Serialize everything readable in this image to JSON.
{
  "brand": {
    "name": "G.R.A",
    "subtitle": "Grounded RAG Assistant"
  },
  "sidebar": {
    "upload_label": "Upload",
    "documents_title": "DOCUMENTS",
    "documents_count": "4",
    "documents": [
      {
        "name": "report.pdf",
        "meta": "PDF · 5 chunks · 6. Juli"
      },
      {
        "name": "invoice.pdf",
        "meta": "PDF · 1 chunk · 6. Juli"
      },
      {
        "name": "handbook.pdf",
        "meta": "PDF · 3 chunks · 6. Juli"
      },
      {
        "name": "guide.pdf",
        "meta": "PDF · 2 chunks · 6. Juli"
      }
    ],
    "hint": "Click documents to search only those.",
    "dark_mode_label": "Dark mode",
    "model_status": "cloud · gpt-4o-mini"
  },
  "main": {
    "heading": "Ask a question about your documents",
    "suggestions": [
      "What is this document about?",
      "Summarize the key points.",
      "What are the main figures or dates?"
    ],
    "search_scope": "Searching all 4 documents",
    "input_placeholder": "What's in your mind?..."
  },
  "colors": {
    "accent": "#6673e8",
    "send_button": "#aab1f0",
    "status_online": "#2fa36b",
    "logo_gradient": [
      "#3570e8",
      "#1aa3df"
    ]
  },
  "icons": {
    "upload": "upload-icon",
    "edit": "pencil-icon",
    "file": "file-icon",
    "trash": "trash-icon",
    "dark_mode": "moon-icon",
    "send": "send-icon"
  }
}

What is asked =>
Reproduce every line of the material above exactly.

Task output =>
Serialize everything readable in this image to JSON.
{
  "brand": {
    "name": "G.R.A",
    "subtitle": "Grounded RAG Assistant"
  },
  "sidebar": {
    "upload_label": "Upload",
    "documents_title": "DOCUMENTS",
    "documents_count": "4",
    "documents": [
      {
        "name": "report.pdf",
        "meta": "PDF · 5 chunks · 6. Juli"
      },
      {
        "name": "invoice.pdf",
        "meta": "PDF · 1 chunk · 6. Juli"
      },
      {
        "name": "handbook.pdf",
        "meta": "PDF · 3 chunks · 6. Juli"
      },
      {
        "name": "guide.pdf",
        "meta": "PDF · 2 chunks · 6. Juli"
      }
    ],
    "hint": "Click documents to search only those.",
    "dark_mode_label": "Dark mode",
    "model_status": "cloud · gpt-4o-mini"
  },
  "main": {
    "heading": "Ask a question about your documents",
    "suggestions": [
      "What is this document about?",
      "Summarize the key points.",
      "What are the main figures or dates?"
    ],
    "search_scope": "Searching all 4 documents",
    "input_placeholder": "What's in your mind?..."
  },
  "colors": {
    "accent": "#6673e8",
    "send_button": "#aab1f0",
    "status_online": "#2fa36b",
    "logo_gradient": [
      "#3570e8",
      "#1aa3df"
    ]
  },
  "icons": {
    "upload": "upload-icon",
    "edit": "pencil-icon",
    "file": "file-icon",
    "trash": "trash-icon",
    "dark_mode": "moon-icon",
    "send": "send-icon"
  }
}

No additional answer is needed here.